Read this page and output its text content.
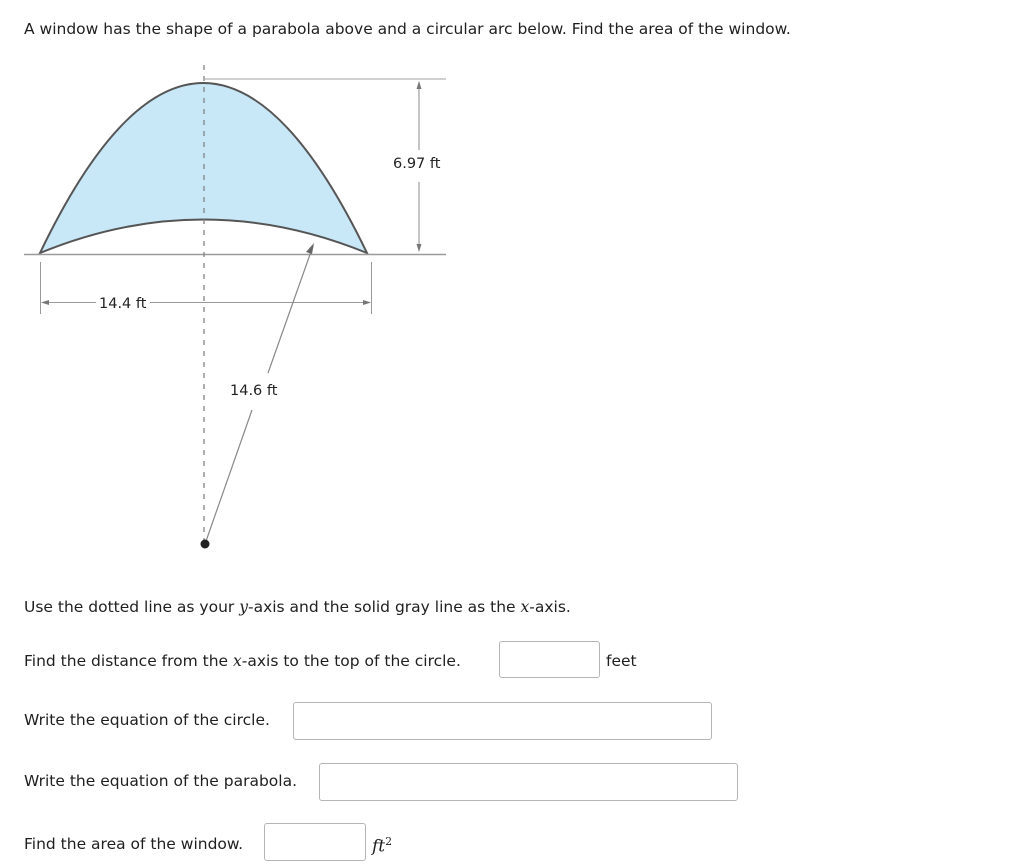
A window has the shape of a parabola above and a circular arc below. Find the area of the window.
6.97 ft
14.4 ft
14.6 ft
Use the dotted line as your y-axis and the solid gray line as the x-axis.
Find the distance from the x-axis to the top of the circle.	feet
Write the equation of the circle.
Write the equation of the parabola.
Find the area of the window.	$ft^2$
━━━━
» Short problem:
Restate the whole listing above exactly, please, omitting every image.

» Result:
Read this page and output its text content.
A window has the shape of a parabola above and a circular arc below. Find the area of the window.
6.97 ft
14.4 ft
14.6 ft
Use the dotted line as your y-axis and the solid gray line as the x-axis.
Find the distance from the x-axis to the top of the circle.	feet
Write the equation of the circle.
Write the equation of the parabola.
Find the area of the window.	$ft^2$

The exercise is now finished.